Dataset listings of figures:
# # # # #

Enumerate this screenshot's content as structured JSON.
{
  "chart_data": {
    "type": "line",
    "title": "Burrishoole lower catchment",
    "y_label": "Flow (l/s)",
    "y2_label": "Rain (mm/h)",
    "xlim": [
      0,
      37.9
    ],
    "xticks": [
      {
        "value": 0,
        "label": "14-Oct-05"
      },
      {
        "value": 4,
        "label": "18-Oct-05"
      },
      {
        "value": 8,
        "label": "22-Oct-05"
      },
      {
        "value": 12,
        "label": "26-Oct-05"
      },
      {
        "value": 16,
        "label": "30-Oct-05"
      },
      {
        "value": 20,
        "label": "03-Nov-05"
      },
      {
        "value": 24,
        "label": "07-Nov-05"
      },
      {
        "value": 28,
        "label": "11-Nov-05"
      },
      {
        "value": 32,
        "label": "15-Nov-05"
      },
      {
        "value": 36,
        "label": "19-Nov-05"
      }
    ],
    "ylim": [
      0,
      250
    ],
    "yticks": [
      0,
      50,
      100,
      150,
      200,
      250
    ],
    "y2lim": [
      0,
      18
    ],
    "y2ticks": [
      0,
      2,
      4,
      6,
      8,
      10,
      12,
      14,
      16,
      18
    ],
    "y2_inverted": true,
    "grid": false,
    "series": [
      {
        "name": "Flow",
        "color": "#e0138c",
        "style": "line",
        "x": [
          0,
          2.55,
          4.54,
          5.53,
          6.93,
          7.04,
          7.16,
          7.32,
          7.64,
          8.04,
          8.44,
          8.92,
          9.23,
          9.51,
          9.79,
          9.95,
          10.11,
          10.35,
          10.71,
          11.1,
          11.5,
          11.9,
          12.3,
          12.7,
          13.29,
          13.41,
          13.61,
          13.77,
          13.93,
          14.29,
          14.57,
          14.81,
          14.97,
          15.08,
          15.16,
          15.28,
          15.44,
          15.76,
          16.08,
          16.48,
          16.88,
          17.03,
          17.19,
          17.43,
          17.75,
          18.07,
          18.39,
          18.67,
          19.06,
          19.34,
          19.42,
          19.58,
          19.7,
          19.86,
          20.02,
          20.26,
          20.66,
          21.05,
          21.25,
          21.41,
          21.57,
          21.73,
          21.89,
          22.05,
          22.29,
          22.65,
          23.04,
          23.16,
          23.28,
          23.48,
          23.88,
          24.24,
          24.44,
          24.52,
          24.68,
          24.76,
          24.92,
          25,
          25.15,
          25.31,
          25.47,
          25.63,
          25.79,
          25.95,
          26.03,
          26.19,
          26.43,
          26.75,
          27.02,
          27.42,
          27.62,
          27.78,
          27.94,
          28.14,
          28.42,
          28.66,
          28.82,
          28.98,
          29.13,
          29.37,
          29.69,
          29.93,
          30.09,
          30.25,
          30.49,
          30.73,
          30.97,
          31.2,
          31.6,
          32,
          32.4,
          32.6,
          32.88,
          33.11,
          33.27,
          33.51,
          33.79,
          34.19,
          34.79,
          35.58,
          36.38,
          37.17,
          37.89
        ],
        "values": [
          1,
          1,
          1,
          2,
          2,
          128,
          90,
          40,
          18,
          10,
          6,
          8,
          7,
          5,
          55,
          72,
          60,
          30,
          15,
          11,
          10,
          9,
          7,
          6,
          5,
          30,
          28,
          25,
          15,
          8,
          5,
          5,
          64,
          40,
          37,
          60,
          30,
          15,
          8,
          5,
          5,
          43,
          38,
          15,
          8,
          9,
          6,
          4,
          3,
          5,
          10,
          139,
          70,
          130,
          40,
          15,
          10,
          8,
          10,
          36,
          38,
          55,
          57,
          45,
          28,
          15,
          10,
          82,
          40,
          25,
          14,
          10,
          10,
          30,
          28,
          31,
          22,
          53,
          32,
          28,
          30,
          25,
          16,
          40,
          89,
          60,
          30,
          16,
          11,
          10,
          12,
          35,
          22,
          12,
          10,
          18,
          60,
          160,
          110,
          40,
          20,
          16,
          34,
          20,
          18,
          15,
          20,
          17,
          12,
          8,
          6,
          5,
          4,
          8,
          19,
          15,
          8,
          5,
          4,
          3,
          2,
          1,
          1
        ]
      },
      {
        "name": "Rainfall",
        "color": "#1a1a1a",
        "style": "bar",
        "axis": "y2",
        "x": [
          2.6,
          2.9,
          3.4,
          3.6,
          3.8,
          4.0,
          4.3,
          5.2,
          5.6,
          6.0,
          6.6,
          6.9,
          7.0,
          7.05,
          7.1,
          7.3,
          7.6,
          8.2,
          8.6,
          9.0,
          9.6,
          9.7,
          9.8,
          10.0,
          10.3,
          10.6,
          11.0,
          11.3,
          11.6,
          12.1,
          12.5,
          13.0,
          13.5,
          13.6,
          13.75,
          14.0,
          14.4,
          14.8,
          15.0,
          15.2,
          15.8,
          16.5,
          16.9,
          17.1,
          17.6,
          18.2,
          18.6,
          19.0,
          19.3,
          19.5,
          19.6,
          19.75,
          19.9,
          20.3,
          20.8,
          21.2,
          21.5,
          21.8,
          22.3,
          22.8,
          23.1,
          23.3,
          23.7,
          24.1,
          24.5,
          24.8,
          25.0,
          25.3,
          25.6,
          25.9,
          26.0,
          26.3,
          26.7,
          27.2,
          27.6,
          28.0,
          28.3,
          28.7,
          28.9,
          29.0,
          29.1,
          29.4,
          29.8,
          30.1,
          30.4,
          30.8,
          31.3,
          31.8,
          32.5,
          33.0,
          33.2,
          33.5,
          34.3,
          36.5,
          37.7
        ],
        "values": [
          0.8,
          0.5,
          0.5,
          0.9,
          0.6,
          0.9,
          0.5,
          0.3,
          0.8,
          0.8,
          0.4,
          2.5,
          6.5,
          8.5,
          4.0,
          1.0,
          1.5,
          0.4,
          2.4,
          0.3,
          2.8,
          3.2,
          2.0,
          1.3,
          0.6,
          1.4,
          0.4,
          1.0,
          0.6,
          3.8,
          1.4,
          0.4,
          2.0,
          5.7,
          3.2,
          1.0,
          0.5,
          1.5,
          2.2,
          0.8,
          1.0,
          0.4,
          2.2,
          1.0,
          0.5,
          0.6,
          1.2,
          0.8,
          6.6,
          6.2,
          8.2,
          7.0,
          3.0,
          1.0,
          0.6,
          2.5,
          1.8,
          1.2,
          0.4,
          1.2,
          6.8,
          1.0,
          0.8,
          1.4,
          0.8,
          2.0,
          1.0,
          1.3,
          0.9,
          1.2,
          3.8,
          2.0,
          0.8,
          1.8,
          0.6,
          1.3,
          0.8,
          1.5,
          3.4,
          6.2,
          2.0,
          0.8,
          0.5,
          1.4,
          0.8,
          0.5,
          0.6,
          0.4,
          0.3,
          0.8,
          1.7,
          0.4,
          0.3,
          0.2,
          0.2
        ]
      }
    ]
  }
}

# # # # #

## THE TASK
Retype the data exactly as given.

## ANSWER IN FULL
Enumerate this screenshot's content as structured JSON.
{
  "chart_data": {
    "type": "line",
    "title": "Burrishoole lower catchment",
    "y_label": "Flow (l/s)",
    "y2_label": "Rain (mm/h)",
    "xlim": [
      0,
      37.9
    ],
    "xticks": [
      {
        "value": 0,
        "label": "14-Oct-05"
      },
      {
        "value": 4,
        "label": "18-Oct-05"
      },
      {
        "value": 8,
        "label": "22-Oct-05"
      },
      {
        "value": 12,
        "label": "26-Oct-05"
      },
      {
        "value": 16,
        "label": "30-Oct-05"
      },
      {
        "value": 20,
        "label": "03-Nov-05"
      },
      {
        "value": 24,
        "label": "07-Nov-05"
      },
      {
        "value": 28,
        "label": "11-Nov-05"
      },
      {
        "value": 32,
        "label": "15-Nov-05"
      },
      {
        "value": 36,
        "label": "19-Nov-05"
      }
    ],
    "ylim": [
      0,
      250
    ],
    "yticks": [
      0,
      50,
      100,
      150,
      200,
      250
    ],
    "y2lim": [
      0,
      18
    ],
    "y2ticks": [
      0,
      2,
      4,
      6,
      8,
      10,
      12,
      14,
      16,
      18
    ],
    "y2_inverted": true,
    "grid": false,
    "series": [
      {
        "name": "Flow",
        "color": "#e0138c",
        "style": "line",
        "x": [
          0,
          2.55,
          4.54,
          5.53,
          6.93,
          7.04,
          7.16,
          7.32,
          7.64,
          8.04,
          8.44,
          8.92,
          9.23,
          9.51,
          9.79,
          9.95,
          10.11,
          10.35,
          10.71,
          11.1,
          11.5,
          11.9,
          12.3,
          12.7,
          13.29,
          13.41,
          13.61,
          13.77,
          13.93,
          14.29,
          14.57,
          14.81,
          14.97,
          15.08,
          15.16,
          15.28,
          15.44,
          15.76,
          16.08,
          16.48,
          16.88,
          17.03,
          17.19,
          17.43,
          17.75,
          18.07,
          18.39,
          18.67,
          19.06,
          19.34,
          19.42,
          19.58,
          19.7,
          19.86,
          20.02,
          20.26,
          20.66,
          21.05,
          21.25,
          21.41,
          21.57,
          21.73,
          21.89,
          22.05,
          22.29,
          22.65,
          23.04,
          23.16,
          23.28,
          23.48,
          23.88,
          24.24,
          24.44,
          24.52,
          24.68,
          24.76,
          24.92,
          25,
          25.15,
          25.31,
          25.47,
          25.63,
          25.79,
          25.95,
          26.03,
          26.19,
          26.43,
          26.75,
          27.02,
          27.42,
          27.62,
          27.78,
          27.94,
          28.14,
          28.42,
          28.66,
          28.82,
          28.98,
          29.13,
          29.37,
          29.69,
          29.93,
          30.09,
          30.25,
          30.49,
          30.73,
          30.97,
          31.2,
          31.6,
          32,
          32.4,
          32.6,
          32.88,
          33.11,
          33.27,
          33.51,
          33.79,
          34.19,
          34.79,
          35.58,
          36.38,
          37.17,
          37.89
        ],
        "values": [
          1,
          1,
          1,
          2,
          2,
          128,
          90,
          40,
          18,
          10,
          6,
          8,
          7,
          5,
          55,
          72,
          60,
          30,
          15,
          11,
          10,
          9,
          7,
          6,
          5,
          30,
          28,
          25,
          15,
          8,
          5,
          5,
          64,
          40,
          37,
          60,
          30,
          15,
          8,
          5,
          5,
          43,
          38,
          15,
          8,
          9,
          6,
          4,
          3,
          5,
          10,
          139,
          70,
          130,
          40,
          15,
          10,
          8,
          10,
          36,
          38,
          55,
          57,
          45,
          28,
          15,
          10,
          82,
          40,
          25,
          14,
          10,
          10,
          30,
          28,
          31,
          22,
          53,
          32,
          28,
          30,
          25,
          16,
          40,
          89,
          60,
          30,
          16,
          11,
          10,
          12,
          35,
          22,
          12,
          10,
          18,
          60,
          160,
          110,
          40,
          20,
          16,
          34,
          20,
          18,
          15,
          20,
          17,
          12,
          8,
          6,
          5,
          4,
          8,
          19,
          15,
          8,
          5,
          4,
          3,
          2,
          1,
          1
        ]
      },
      {
        "name": "Rainfall",
        "color": "#1a1a1a",
        "style": "bar",
        "axis": "y2",
        "x": [
          2.6,
          2.9,
          3.4,
          3.6,
          3.8,
          4.0,
          4.3,
          5.2,
          5.6,
          6.0,
          6.6,
          6.9,
          7.0,
          7.05,
          7.1,
          7.3,
          7.6,
          8.2,
          8.6,
          9.0,
          9.6,
          9.7,
          9.8,
          10.0,
          10.3,
          10.6,
          11.0,
          11.3,
          11.6,
          12.1,
          12.5,
          13.0,
          13.5,
          13.6,
          13.75,
          14.0,
          14.4,
          14.8,
          15.0,
          15.2,
          15.8,
          16.5,
          16.9,
          17.1,
          17.6,
          18.2,
          18.6,
          19.0,
          19.3,
          19.5,
          19.6,
          19.75,
          19.9,
          20.3,
          20.8,
          21.2,
          21.5,
          21.8,
          22.3,
          22.8,
          23.1,
          23.3,
          23.7,
          24.1,
          24.5,
          24.8,
          25.0,
          25.3,
          25.6,
          25.9,
          26.0,
          26.3,
          26.7,
          27.2,
          27.6,
          28.0,
          28.3,
          28.7,
          28.9,
          29.0,
          29.1,
          29.4,
          29.8,
          30.1,
          30.4,
          30.8,
          31.3,
          31.8,
          32.5,
          33.0,
          33.2,
          33.5,
          34.3,
          36.5,
          37.7
        ],
        "values": [
          0.8,
          0.5,
          0.5,
          0.9,
          0.6,
          0.9,
          0.5,
          0.3,
          0.8,
          0.8,
          0.4,
          2.5,
          6.5,
          8.5,
          4.0,
          1.0,
          1.5,
          0.4,
          2.4,
          0.3,
          2.8,
          3.2,
          2.0,
          1.3,
          0.6,
          1.4,
          0.4,
          1.0,
          0.6,
          3.8,
          1.4,
          0.4,
          2.0,
          5.7,
          3.2,
          1.0,
          0.5,
          1.5,
          2.2,
          0.8,
          1.0,
          0.4,
          2.2,
          1.0,
          0.5,
          0.6,
          1.2,
          0.8,
          6.6,
          6.2,
          8.2,
          7.0,
          3.0,
          1.0,
          0.6,
          2.5,
          1.8,
          1.2,
          0.4,
          1.2,
          6.8,
          1.0,
          0.8,
          1.4,
          0.8,
          2.0,
          1.0,
          1.3,
          0.9,
          1.2,
          3.8,
          2.0,
          0.8,
          1.8,
          0.6,
          1.3,
          0.8,
          1.5,
          3.4,
          6.2,
          2.0,
          0.8,
          0.5,
          1.4,
          0.8,
          0.5,
          0.6,
          0.4,
          0.3,
          0.8,
          1.7,
          0.4,
          0.3,
          0.2,
          0.2
        ]
      }
    ]
  }
}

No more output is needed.